# [Work instructions]
Exactly reproduce each record listed below.

# [Material to process]

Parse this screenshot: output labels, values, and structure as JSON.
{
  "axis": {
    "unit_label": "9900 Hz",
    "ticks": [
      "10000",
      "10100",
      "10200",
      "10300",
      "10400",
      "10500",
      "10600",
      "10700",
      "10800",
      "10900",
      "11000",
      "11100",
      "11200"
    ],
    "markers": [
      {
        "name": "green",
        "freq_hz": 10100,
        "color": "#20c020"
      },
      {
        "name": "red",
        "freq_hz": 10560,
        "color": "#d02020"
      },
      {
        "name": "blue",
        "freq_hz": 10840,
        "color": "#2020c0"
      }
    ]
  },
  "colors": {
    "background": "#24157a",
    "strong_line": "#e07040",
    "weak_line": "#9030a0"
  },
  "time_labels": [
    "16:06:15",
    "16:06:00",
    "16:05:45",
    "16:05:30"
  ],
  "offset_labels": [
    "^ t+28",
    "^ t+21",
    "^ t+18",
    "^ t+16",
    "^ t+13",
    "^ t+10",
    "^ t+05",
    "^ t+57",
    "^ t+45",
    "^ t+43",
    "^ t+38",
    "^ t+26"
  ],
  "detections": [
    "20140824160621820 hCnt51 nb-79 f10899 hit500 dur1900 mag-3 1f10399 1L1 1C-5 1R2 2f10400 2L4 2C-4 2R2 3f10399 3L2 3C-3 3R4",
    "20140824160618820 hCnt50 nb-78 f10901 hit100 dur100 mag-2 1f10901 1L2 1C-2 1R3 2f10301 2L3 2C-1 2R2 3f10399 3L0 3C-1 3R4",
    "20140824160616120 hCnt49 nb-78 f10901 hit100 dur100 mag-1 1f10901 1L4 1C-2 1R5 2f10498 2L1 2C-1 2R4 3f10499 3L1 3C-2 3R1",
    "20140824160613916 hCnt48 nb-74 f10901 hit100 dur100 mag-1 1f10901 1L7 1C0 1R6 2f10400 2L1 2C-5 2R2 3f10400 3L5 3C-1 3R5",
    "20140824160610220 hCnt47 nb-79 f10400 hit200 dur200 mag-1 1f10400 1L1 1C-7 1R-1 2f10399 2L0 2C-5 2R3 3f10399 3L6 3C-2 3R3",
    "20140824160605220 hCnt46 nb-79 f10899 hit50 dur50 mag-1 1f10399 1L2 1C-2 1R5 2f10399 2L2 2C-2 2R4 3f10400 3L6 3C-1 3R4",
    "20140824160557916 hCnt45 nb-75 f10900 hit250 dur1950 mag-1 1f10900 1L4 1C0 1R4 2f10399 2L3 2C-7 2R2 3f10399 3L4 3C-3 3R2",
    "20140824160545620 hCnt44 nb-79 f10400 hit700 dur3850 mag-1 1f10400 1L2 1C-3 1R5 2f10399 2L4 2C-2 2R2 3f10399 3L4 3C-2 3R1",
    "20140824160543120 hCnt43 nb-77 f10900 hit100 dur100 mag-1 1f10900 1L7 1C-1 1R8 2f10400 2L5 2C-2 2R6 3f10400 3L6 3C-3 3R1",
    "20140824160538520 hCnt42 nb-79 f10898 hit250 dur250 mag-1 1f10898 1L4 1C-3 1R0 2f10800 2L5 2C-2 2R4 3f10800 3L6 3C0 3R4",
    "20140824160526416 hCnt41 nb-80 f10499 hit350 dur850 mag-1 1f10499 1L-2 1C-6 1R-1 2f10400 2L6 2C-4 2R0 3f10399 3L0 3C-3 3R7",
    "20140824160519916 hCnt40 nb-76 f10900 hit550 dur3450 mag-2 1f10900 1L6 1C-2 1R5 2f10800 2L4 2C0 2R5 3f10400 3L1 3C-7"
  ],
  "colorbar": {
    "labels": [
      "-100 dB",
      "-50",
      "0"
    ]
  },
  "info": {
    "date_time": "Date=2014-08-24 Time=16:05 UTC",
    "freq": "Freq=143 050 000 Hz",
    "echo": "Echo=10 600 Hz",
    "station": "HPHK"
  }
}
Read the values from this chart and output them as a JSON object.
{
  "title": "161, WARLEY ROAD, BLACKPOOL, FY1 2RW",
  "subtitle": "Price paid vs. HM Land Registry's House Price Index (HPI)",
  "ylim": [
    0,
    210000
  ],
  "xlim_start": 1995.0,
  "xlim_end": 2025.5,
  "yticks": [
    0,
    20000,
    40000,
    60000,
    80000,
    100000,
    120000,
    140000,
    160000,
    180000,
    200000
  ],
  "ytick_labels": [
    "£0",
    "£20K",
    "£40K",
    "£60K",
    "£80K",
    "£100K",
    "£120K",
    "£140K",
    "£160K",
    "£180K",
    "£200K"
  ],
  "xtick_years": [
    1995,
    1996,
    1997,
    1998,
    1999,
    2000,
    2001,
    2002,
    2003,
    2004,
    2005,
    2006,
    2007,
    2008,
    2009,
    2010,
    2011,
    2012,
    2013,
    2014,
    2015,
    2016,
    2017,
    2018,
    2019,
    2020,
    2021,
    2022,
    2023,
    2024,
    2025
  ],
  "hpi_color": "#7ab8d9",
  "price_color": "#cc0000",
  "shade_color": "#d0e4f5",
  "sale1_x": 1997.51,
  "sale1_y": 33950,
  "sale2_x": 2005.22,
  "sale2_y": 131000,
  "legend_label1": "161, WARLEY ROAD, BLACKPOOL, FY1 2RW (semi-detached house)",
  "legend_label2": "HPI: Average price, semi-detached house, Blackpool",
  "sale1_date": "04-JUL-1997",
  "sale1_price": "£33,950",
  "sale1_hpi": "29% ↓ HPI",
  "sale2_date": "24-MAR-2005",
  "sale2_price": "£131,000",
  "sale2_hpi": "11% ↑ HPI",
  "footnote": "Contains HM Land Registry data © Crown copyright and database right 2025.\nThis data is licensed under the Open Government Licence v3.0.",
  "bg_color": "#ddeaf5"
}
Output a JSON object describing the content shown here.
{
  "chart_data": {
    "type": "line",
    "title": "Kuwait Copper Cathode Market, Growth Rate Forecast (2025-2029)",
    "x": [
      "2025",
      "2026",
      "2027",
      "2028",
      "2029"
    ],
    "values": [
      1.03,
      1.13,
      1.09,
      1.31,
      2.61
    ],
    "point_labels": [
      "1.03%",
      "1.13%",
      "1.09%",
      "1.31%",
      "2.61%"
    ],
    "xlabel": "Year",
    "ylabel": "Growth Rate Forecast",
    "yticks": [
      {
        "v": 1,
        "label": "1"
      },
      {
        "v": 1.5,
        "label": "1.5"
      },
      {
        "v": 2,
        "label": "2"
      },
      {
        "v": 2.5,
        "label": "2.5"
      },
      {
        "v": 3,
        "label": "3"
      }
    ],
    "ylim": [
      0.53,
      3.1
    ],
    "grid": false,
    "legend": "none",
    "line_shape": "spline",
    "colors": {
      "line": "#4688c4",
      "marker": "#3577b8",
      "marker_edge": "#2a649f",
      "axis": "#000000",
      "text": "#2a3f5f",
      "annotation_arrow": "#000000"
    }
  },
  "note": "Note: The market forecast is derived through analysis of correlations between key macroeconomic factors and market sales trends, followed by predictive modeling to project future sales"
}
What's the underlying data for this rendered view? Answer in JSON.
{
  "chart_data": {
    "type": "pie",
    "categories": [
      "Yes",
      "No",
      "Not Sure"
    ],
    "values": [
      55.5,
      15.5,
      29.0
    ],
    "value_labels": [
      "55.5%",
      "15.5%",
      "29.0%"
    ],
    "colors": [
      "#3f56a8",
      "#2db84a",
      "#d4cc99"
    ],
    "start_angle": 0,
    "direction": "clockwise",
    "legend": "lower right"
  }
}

# [Final answer]
Parse this screenshot: output labels, values, and structure as JSON.
{
  "axis": {
    "unit_label": "9900 Hz",
    "ticks": [
      "10000",
      "10100",
      "10200",
      "10300",
      "10400",
      "10500",
      "10600",
      "10700",
      "10800",
      "10900",
      "11000",
      "11100",
      "11200"
    ],
    "markers": [
      {
        "name": "green",
        "freq_hz": 10100,
        "color": "#20c020"
      },
      {
        "name": "red",
        "freq_hz": 10560,
        "color": "#d02020"
      },
      {
        "name": "blue",
        "freq_hz": 10840,
        "color": "#2020c0"
      }
    ]
  },
  "colors": {
    "background": "#24157a",
    "strong_line": "#e07040",
    "weak_line": "#9030a0"
  },
  "time_labels": [
    "16:06:15",
    "16:06:00",
    "16:05:45",
    "16:05:30"
  ],
  "offset_labels": [
    "^ t+28",
    "^ t+21",
    "^ t+18",
    "^ t+16",
    "^ t+13",
    "^ t+10",
    "^ t+05",
    "^ t+57",
    "^ t+45",
    "^ t+43",
    "^ t+38",
    "^ t+26"
  ],
  "detections": [
    "20140824160621820 hCnt51 nb-79 f10899 hit500 dur1900 mag-3 1f10399 1L1 1C-5 1R2 2f10400 2L4 2C-4 2R2 3f10399 3L2 3C-3 3R4",
    "20140824160618820 hCnt50 nb-78 f10901 hit100 dur100 mag-2 1f10901 1L2 1C-2 1R3 2f10301 2L3 2C-1 2R2 3f10399 3L0 3C-1 3R4",
    "20140824160616120 hCnt49 nb-78 f10901 hit100 dur100 mag-1 1f10901 1L4 1C-2 1R5 2f10498 2L1 2C-1 2R4 3f10499 3L1 3C-2 3R1",
    "20140824160613916 hCnt48 nb-74 f10901 hit100 dur100 mag-1 1f10901 1L7 1C0 1R6 2f10400 2L1 2C-5 2R2 3f10400 3L5 3C-1 3R5",
    "20140824160610220 hCnt47 nb-79 f10400 hit200 dur200 mag-1 1f10400 1L1 1C-7 1R-1 2f10399 2L0 2C-5 2R3 3f10399 3L6 3C-2 3R3",
    "20140824160605220 hCnt46 nb-79 f10899 hit50 dur50 mag-1 1f10399 1L2 1C-2 1R5 2f10399 2L2 2C-2 2R4 3f10400 3L6 3C-1 3R4",
    "20140824160557916 hCnt45 nb-75 f10900 hit250 dur1950 mag-1 1f10900 1L4 1C0 1R4 2f10399 2L3 2C-7 2R2 3f10399 3L4 3C-3 3R2",
    "20140824160545620 hCnt44 nb-79 f10400 hit700 dur3850 mag-1 1f10400 1L2 1C-3 1R5 2f10399 2L4 2C-2 2R2 3f10399 3L4 3C-2 3R1",
    "20140824160543120 hCnt43 nb-77 f10900 hit100 dur100 mag-1 1f10900 1L7 1C-1 1R8 2f10400 2L5 2C-2 2R6 3f10400 3L6 3C-3 3R1",
    "20140824160538520 hCnt42 nb-79 f10898 hit250 dur250 mag-1 1f10898 1L4 1C-3 1R0 2f10800 2L5 2C-2 2R4 3f10800 3L6 3C0 3R4",
    "20140824160526416 hCnt41 nb-80 f10499 hit350 dur850 mag-1 1f10499 1L-2 1C-6 1R-1 2f10400 2L6 2C-4 2R0 3f10399 3L0 3C-3 3R7",
    "20140824160519916 hCnt40 nb-76 f10900 hit550 dur3450 mag-2 1f10900 1L6 1C-2 1R5 2f10800 2L4 2C0 2R5 3f10400 3L1 3C-7"
  ],
  "colorbar": {
    "labels": [
      "-100 dB",
      "-50",
      "0"
    ]
  },
  "info": {
    "date_time": "Date=2014-08-24 Time=16:05 UTC",
    "freq": "Freq=143 050 000 Hz",
    "echo": "Echo=10 600 Hz",
    "station": "HPHK"
  }
}
Read the values from this chart and output them as a JSON object.
{
  "title": "161, WARLEY ROAD, BLACKPOOL, FY1 2RW",
  "subtitle": "Price paid vs. HM Land Registry's House Price Index (HPI)",
  "ylim": [
    0,
    210000
  ],
  "xlim_start": 1995.0,
  "xlim_end": 2025.5,
  "yticks": [
    0,
    20000,
    40000,
    60000,
    80000,
    100000,
    120000,
    140000,
    160000,
    180000,
    200000
  ],
  "ytick_labels": [
    "£0",
    "£20K",
    "£40K",
    "£60K",
    "£80K",
    "£100K",
    "£120K",
    "£140K",
    "£160K",
    "£180K",
    "£200K"
  ],
  "xtick_years": [
    1995,
    1996,
    1997,
    1998,
    1999,
    2000,
    2001,
    2002,
    2003,
    2004,
    2005,
    2006,
    2007,
    2008,
    2009,
    2010,
    2011,
    2012,
    2013,
    2014,
    2015,
    2016,
    2017,
    2018,
    2019,
    2020,
    2021,
    2022,
    2023,
    2024,
    2025
  ],
  "hpi_color": "#7ab8d9",
  "price_color": "#cc0000",
  "shade_color": "#d0e4f5",
  "sale1_x": 1997.51,
  "sale1_y": 33950,
  "sale2_x": 2005.22,
  "sale2_y": 131000,
  "legend_label1": "161, WARLEY ROAD, BLACKPOOL, FY1 2RW (semi-detached house)",
  "legend_label2": "HPI: Average price, semi-detached house, Blackpool",
  "sale1_date": "04-JUL-1997",
  "sale1_price": "£33,950",
  "sale1_hpi": "29% ↓ HPI",
  "sale2_date": "24-MAR-2005",
  "sale2_price": "£131,000",
  "sale2_hpi": "11% ↑ HPI",
  "footnote": "Contains HM Land Registry data © Crown copyright and database right 2025.\nThis data is licensed under the Open Government Licence v3.0.",
  "bg_color": "#ddeaf5"
}
Output a JSON object describing the content shown here.
{
  "chart_data": {
    "type": "line",
    "title": "Kuwait Copper Cathode Market, Growth Rate Forecast (2025-2029)",
    "x": [
      "2025",
      "2026",
      "2027",
      "2028",
      "2029"
    ],
    "values": [
      1.03,
      1.13,
      1.09,
      1.31,
      2.61
    ],
    "point_labels": [
      "1.03%",
      "1.13%",
      "1.09%",
      "1.31%",
      "2.61%"
    ],
    "xlabel": "Year",
    "ylabel": "Growth Rate Forecast",
    "yticks": [
      {
        "v": 1,
        "label": "1"
      },
      {
        "v": 1.5,
        "label": "1.5"
      },
      {
        "v": 2,
        "label": "2"
      },
      {
        "v": 2.5,
        "label": "2.5"
      },
      {
        "v": 3,
        "label": "3"
      }
    ],
    "ylim": [
      0.53,
      3.1
    ],
    "grid": false,
    "legend": "none",
    "line_shape": "spline",
    "colors": {
      "line": "#4688c4",
      "marker": "#3577b8",
      "marker_edge": "#2a649f",
      "axis": "#000000",
      "text": "#2a3f5f",
      "annotation_arrow": "#000000"
    }
  },
  "note": "Note: The market forecast is derived through analysis of correlations between key macroeconomic factors and market sales trends, followed by predictive modeling to project future sales"
}
What's the underlying data for this rendered view? Answer in JSON.
{
  "chart_data": {
    "type": "pie",
    "categories": [
      "Yes",
      "No",
      "Not Sure"
    ],
    "values": [
      55.5,
      15.5,
      29.0
    ],
    "value_labels": [
      "55.5%",
      "15.5%",
      "29.0%"
    ],
    "colors": [
      "#3f56a8",
      "#2db84a",
      "#d4cc99"
    ],
    "start_angle": 0,
    "direction": "clockwise",
    "legend": "lower right"
  }
}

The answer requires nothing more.